## Source
- The Washington Times - Friday, January 31, 2003

PHNOM PENH, Cambodia (AP) Thailand sealed its border with Cambodia, recalled its ambassador and sent military planes to evacuate hundreds of terrified Thais yesterday after rioters looted and torched its embassy in the Cambodian capital.
At least one Thai man was believed to have died when a hotel was set on fire Wednesday during the riots. The unrest was ignited by a Thai TV star's purported comments that Cambodia's famed Angkor Wat temple should belong to Thailand.
Seven persons were injured in the anti-Thailand protests, said Thai Foreign Ministry spokesman Sihasak Phuangketkeow in Bangkok. A mob of about 1,000 people set fire to part of the Thai Embassy before Cambodian security forces dispersed them with shots fired into the air.
Thai Ambassador Chatchawed Chartsuwan said that he escaped by climbing over an embassy wall. Nine other embassy staff also fled.
Roving gangs also set fire to or damaged three hotels, two restaurants, a Thai Airways office and three telecommunications company offices.
"We have stopped all activities with Cambodia. No Cambodian will be allowed to come to Thailand, and we will bring all Thai people out from Cambodia," said Thai Prime Minister Thaksin Shinawatra in Bangkok.
Mr. Thaksin said that he had ordered a suspension of all government projects with Cambodia and recalled the ambassador. Diplomatic ties were downgraded to charge d'affaires level.
The national carrier, Thai Airways, suspended flights to Phnom Penh until Monday. All border crossings were closed, and 67 illegal Cambodian workers were rounded up in a crackdown ordered by the Defense Ministry.
Thailand said the measures would remain in force until Cambodia gives full explanation for its inaction against rioters, punishes the culprits and compensates for the damage, estimated at $23 million.
The Cambodian government issued a statement later yesterday expressing regret for the violence and promising quick compensation for damage to the embassy. It said a committee would be established to find ways to compensate the private businesses that were damaged.
The riots broke out after a Thai actress, Suwanan Kongying, was quoted as saying Cambodia illegally annexed Thai territory that included the Angkor temple complex.
In Bangkok yesterday, she denied making the comment.
A newspaper editor who first published the comments on Jan. 18 told the Associated Press that his report was based on rumors and was probably incorrect.
The purported slight reignited centuries-old distrust in underdeveloped Cambodia of its larger neighbor, Thailand.
To Cambodians, the Angkor temples are cultural icons. The silhouette of Angkor Wat, the best-known of the structures, adorns the Cambodian flag. This national symbol also is the world's largest religious monument in stone.
Until recently, Cambodia mostly ignored the temples of Angkor, rising from a jungle canopy like jewels dotting a green silk scarf. Then the ancient Buddhist and Hindu monuments became the pillars of Cambodia's nascent tourism industry. Officials rely on the attraction to lift the country's struggling economy.

## Records
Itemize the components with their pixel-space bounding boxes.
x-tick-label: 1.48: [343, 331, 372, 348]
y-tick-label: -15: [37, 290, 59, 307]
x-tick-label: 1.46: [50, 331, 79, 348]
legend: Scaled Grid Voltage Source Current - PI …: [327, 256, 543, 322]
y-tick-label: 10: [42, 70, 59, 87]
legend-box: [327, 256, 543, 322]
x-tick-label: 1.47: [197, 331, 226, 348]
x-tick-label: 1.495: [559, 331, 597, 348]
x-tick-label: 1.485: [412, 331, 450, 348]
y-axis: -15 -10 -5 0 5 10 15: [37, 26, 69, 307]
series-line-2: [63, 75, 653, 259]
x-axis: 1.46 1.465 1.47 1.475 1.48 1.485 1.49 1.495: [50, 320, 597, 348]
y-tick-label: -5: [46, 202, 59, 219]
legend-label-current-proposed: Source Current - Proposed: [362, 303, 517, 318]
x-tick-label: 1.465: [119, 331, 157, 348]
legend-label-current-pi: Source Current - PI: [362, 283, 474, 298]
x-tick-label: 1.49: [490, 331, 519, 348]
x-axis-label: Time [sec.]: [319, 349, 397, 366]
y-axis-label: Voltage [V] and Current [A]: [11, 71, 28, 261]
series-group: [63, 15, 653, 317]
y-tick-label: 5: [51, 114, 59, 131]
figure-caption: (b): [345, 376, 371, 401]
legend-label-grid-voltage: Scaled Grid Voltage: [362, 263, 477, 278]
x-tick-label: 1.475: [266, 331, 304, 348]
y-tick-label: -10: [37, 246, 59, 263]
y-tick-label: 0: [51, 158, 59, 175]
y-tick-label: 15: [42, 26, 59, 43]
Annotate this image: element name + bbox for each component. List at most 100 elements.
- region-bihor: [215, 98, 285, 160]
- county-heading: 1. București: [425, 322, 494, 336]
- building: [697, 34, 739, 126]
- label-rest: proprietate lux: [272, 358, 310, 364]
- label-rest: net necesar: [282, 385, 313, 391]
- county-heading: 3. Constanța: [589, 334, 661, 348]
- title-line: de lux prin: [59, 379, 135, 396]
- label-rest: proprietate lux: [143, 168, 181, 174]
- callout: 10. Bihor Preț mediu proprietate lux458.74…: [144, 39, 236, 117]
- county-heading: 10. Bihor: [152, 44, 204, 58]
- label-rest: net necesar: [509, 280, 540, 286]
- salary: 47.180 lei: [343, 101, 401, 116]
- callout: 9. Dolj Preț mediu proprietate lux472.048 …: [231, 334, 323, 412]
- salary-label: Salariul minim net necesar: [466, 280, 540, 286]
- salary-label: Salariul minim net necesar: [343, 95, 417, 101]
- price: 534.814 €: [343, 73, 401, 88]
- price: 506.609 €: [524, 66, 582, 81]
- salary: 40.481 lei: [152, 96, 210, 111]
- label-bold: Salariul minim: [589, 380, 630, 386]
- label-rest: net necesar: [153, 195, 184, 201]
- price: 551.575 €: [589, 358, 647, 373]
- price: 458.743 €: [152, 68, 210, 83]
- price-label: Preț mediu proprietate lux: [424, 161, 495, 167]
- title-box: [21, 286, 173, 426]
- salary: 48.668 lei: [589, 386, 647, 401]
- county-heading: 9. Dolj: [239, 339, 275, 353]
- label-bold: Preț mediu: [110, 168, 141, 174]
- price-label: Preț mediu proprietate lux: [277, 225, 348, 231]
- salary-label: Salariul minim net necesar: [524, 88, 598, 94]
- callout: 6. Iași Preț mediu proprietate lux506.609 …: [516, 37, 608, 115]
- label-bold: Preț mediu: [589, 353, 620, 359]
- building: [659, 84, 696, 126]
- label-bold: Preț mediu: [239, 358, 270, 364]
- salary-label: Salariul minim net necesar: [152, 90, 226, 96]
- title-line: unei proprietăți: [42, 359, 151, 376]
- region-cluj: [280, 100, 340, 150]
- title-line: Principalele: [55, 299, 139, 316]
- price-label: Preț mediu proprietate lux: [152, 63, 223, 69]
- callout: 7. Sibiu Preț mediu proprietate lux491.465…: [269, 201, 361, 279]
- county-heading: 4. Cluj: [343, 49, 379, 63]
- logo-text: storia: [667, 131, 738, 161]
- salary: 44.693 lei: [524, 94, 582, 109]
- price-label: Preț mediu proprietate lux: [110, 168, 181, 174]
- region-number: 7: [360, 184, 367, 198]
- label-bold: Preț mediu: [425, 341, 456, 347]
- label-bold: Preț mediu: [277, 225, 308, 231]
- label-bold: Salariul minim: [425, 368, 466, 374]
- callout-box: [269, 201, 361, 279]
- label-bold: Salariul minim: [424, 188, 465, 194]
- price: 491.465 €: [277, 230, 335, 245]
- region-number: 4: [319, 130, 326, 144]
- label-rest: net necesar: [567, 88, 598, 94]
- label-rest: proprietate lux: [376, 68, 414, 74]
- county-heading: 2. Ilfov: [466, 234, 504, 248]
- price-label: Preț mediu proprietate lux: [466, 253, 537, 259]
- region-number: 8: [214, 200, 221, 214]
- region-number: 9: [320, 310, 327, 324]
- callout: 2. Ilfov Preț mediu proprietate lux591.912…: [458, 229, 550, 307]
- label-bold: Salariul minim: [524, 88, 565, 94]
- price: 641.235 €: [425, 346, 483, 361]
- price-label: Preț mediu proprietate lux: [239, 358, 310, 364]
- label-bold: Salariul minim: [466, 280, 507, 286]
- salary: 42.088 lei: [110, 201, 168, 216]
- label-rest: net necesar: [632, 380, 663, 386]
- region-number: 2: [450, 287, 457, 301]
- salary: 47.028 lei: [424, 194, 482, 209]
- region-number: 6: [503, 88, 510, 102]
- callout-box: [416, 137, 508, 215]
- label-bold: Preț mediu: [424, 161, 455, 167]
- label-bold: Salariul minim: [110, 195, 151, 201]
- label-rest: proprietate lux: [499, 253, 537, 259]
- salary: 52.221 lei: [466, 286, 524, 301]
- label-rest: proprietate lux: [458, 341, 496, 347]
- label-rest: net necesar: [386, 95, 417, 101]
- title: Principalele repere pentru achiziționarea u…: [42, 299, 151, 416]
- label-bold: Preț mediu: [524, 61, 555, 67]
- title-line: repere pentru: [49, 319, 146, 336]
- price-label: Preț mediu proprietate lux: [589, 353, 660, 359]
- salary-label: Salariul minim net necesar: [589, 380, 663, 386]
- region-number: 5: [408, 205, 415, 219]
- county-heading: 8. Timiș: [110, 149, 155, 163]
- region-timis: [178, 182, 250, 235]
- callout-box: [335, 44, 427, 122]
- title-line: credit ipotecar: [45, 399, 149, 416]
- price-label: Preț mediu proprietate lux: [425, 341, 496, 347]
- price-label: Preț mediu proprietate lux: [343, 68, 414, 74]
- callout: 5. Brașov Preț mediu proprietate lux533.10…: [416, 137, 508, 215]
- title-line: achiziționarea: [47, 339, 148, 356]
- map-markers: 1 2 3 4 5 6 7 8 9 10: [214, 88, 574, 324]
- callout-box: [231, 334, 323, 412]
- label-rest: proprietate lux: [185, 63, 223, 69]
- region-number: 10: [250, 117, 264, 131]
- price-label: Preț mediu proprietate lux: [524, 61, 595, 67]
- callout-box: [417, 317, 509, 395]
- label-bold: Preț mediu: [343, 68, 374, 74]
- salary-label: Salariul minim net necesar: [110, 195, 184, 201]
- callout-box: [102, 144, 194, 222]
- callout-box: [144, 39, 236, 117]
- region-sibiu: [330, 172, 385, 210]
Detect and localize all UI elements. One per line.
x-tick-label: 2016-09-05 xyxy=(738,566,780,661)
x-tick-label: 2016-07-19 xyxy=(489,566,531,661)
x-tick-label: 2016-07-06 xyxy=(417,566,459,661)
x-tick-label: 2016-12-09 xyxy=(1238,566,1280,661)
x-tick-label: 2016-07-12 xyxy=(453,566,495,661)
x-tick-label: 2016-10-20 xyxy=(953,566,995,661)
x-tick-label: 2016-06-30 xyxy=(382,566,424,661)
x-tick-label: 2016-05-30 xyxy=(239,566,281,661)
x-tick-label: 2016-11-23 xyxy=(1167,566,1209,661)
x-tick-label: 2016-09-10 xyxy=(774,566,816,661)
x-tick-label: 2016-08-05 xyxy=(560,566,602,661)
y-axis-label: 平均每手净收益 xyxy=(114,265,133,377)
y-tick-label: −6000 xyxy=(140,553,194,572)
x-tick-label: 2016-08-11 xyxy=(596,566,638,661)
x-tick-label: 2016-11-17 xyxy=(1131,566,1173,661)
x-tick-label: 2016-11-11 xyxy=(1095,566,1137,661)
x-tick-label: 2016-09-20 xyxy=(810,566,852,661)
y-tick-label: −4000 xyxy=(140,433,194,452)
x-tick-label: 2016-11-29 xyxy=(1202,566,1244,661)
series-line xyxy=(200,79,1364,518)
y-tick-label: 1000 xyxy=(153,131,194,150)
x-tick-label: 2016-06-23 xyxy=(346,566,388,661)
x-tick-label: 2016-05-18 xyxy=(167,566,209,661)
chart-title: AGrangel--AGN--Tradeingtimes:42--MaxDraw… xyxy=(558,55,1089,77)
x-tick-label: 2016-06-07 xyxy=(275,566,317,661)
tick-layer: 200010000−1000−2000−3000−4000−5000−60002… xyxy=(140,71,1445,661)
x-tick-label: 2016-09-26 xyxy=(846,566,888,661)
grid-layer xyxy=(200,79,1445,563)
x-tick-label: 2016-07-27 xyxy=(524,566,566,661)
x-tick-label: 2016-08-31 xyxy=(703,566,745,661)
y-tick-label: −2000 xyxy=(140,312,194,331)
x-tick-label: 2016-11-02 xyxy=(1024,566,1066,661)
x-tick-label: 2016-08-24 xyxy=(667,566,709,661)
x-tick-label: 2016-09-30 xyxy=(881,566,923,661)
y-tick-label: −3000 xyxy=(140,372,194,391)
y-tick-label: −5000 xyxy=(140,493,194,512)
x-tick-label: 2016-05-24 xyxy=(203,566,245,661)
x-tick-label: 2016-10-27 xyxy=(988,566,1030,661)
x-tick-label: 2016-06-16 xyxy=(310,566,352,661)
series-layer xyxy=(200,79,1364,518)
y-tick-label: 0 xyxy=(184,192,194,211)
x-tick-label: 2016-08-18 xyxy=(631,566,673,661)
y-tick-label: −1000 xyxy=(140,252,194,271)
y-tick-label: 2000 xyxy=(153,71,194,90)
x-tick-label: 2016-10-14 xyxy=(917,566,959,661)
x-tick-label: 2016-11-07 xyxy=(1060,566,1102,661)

## Set task 1
According to the news article on the Phnom Penh riots, how did the Thai ambassador escape?
## Set task 2
Convert the listing, from its first line through the line containing "x-tick-label: 1.47: [197, 331, 226, 348]", into a Markdown table with the columns "n" for the row number and "Line" for the line, leaving out blank lines.
The news article and the listing are unrelated to each other.

## Worked solution 1
He escaped by climbing over an embassy wall.

## Worked solution 2
| n | Line |
|---|---|
| 1 | Itemize the components with their pixel-space bounding boxes. |
| 2 | x-tick-label: 1.48: [343, 331, 372, 348] |
| 3 | y-tick-label: -15: [37, 290, 59, 307] |
| 4 | x-tick-label: 1.46: [50, 331, 79, 348] |
| 5 | legend: Scaled Grid Voltage Source Current - PI …: [327, 256, 543, 322] |
| 6 | y-tick-label: 10: [42, 70, 59, 87] |
| 7 | legend-box: [327, 256, 543, 322] |
| 8 | x-tick-label: 1.47: [197, 331, 226, 348] |